# What is expected:
Read the records below and copy each line that contains "title".

Records from a collection of figures

____________________

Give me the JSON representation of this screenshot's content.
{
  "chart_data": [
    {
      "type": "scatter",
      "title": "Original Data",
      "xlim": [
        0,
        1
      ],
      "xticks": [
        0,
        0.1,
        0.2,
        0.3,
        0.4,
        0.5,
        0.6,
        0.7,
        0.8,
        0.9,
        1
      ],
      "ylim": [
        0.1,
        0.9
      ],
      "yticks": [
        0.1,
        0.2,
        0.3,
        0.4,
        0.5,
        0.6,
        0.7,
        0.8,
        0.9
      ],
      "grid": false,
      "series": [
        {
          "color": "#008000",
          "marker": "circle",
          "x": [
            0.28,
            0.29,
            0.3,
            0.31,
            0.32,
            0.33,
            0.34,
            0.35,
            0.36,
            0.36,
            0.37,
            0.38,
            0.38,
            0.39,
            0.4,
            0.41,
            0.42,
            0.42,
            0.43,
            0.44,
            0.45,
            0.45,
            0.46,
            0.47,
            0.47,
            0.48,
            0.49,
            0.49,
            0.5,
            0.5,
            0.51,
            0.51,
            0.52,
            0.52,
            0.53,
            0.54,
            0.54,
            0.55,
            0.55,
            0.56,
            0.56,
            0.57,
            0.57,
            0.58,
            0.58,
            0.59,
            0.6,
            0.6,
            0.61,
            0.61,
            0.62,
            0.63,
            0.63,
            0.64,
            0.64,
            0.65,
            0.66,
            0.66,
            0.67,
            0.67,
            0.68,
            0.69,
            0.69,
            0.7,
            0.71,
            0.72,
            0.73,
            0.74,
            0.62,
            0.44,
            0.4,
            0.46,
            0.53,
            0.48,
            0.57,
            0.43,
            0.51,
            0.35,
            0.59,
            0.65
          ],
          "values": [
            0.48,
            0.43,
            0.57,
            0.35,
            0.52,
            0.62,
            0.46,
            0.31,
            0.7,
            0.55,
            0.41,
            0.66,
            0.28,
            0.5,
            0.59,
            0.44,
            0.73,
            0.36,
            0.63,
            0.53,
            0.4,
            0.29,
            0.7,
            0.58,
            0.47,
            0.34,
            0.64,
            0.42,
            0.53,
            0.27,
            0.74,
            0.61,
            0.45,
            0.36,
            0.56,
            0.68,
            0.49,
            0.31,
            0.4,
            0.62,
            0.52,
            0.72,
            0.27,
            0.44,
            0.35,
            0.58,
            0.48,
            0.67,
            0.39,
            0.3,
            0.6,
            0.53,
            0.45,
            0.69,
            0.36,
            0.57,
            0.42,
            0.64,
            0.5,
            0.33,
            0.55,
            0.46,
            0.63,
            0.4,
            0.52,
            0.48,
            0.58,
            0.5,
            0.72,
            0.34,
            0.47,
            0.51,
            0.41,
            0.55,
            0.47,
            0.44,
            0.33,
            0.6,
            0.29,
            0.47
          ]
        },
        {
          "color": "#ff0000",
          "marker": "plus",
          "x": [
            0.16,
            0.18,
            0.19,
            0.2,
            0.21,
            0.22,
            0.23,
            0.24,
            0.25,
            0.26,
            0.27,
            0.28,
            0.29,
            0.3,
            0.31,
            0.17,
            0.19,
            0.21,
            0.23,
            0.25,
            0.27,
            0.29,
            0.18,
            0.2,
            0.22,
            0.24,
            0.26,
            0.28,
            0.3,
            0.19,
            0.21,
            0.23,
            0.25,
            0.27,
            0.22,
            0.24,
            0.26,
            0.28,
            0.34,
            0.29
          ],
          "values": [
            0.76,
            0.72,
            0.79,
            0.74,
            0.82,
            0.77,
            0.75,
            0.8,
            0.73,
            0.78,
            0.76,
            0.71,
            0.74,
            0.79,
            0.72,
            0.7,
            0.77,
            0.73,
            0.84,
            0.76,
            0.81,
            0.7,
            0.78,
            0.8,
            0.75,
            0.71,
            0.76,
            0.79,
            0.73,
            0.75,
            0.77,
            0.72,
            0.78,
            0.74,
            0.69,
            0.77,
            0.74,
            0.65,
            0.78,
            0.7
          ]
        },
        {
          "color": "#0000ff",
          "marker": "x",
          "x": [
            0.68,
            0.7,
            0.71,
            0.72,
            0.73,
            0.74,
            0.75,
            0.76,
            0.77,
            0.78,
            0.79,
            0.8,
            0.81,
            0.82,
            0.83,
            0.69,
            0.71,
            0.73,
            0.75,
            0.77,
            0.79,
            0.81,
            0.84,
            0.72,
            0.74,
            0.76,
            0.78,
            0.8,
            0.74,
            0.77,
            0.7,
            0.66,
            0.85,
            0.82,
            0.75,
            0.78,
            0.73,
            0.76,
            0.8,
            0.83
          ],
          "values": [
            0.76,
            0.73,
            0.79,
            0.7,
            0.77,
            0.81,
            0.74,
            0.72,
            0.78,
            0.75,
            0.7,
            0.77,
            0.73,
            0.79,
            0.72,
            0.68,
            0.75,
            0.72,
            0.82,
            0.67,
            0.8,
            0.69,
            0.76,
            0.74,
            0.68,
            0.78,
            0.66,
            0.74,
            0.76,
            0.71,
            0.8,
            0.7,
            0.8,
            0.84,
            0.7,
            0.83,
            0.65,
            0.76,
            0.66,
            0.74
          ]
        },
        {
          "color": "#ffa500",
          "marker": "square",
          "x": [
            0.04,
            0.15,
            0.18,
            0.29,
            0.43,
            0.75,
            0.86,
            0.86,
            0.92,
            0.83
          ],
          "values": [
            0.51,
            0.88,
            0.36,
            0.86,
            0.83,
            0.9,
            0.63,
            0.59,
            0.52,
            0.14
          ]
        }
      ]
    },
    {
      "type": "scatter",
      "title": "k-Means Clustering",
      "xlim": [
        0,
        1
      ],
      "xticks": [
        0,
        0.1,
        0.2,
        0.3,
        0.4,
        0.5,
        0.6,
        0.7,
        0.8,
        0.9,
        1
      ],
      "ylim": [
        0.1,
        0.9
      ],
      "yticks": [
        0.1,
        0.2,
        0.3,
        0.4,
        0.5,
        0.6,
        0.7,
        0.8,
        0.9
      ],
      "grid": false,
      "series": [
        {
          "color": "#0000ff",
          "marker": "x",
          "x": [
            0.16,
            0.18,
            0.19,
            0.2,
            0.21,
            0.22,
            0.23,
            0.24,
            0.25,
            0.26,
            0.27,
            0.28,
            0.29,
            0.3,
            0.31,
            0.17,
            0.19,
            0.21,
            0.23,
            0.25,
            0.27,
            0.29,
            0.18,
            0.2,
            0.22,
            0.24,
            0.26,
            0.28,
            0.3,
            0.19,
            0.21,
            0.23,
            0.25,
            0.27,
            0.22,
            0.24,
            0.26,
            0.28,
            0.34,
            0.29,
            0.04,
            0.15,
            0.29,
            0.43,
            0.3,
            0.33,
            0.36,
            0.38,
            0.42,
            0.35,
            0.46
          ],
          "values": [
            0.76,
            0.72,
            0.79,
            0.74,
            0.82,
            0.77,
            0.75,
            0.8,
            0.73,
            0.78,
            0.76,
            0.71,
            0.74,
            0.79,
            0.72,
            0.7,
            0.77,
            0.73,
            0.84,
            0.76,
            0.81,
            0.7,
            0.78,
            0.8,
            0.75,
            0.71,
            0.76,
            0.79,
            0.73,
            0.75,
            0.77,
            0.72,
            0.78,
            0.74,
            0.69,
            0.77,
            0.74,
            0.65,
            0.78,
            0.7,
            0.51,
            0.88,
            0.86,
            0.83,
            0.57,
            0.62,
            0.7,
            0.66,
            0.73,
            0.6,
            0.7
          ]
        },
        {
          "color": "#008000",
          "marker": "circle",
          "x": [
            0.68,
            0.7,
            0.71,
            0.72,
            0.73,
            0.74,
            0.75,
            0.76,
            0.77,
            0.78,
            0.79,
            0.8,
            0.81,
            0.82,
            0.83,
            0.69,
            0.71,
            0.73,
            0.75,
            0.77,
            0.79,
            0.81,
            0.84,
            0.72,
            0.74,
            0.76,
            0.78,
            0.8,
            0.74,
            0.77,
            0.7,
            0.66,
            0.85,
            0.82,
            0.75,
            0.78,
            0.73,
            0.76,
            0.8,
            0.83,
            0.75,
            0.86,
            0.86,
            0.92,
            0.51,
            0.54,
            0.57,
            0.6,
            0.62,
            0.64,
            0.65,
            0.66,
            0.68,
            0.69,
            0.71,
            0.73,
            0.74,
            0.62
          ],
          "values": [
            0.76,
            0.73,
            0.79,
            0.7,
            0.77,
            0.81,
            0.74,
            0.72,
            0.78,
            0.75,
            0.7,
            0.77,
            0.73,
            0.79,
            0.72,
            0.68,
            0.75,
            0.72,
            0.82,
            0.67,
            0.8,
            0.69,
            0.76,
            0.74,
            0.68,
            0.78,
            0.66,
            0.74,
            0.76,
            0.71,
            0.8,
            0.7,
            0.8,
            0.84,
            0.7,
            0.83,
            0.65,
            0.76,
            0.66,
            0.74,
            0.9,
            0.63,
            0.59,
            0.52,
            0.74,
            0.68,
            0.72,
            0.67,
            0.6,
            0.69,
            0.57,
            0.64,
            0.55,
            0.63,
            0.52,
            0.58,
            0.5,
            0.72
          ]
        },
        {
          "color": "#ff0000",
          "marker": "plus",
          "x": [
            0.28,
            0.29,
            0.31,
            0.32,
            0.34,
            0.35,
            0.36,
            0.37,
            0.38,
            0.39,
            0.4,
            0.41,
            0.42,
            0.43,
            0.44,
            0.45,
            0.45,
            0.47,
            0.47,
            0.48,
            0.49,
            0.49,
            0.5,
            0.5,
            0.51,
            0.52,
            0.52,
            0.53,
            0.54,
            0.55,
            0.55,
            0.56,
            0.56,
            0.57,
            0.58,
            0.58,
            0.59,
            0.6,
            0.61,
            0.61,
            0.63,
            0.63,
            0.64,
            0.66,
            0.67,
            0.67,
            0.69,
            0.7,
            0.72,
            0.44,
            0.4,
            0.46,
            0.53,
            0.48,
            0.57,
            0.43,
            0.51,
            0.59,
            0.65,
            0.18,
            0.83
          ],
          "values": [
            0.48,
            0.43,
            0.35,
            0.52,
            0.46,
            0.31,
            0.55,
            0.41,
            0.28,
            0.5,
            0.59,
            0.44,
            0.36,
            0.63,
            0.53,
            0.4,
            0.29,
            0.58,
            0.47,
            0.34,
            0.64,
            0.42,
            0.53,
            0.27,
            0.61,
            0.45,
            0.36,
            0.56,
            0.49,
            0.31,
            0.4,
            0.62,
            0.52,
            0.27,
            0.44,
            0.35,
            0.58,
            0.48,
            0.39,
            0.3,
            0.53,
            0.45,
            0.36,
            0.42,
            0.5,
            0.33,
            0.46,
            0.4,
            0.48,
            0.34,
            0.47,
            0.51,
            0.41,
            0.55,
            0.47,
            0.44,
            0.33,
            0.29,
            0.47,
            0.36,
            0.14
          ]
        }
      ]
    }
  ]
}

____________________

# Exercise solution:
      "title": "Original Data",
      "title": "k-Means Clustering",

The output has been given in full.